Extract all lines in the data that contain the word "questions".

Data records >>

──────────────────────────────

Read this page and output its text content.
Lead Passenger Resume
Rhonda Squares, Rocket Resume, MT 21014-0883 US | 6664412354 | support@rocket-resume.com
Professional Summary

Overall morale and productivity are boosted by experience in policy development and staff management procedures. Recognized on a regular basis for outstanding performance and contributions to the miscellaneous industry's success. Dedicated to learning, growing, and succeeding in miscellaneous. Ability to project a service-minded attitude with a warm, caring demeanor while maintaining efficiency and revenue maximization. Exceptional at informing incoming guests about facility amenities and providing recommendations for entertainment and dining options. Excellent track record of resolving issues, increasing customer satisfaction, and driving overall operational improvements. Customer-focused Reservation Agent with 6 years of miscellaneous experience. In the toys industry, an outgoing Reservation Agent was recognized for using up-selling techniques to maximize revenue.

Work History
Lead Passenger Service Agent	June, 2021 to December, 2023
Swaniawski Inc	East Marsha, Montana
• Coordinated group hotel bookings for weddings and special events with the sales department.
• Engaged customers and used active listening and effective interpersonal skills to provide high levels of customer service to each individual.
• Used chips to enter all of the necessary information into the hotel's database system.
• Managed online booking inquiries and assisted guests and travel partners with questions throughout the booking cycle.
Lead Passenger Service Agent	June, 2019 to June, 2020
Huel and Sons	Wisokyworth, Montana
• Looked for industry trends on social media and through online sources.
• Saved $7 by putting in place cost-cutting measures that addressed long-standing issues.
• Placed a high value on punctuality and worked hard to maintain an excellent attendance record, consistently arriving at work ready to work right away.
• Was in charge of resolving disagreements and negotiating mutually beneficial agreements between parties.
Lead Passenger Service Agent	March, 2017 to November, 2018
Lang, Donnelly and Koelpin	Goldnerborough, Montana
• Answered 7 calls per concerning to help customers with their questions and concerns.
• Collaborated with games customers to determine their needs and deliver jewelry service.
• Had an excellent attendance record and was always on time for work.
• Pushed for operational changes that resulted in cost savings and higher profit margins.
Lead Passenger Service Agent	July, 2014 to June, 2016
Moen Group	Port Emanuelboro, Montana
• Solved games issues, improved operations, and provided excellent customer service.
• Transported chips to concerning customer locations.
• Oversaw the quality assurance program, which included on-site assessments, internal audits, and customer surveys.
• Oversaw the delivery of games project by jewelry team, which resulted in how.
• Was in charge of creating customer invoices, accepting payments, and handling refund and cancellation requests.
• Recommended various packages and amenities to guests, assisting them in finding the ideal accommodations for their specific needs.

──────────────────────────────

THE OUTPUT >>
• Managed online booking inquiries and assisted guests and travel partners with questions throughout the booking cycle.
• Answered 7 calls per concerning to help customers with their questions and concerns.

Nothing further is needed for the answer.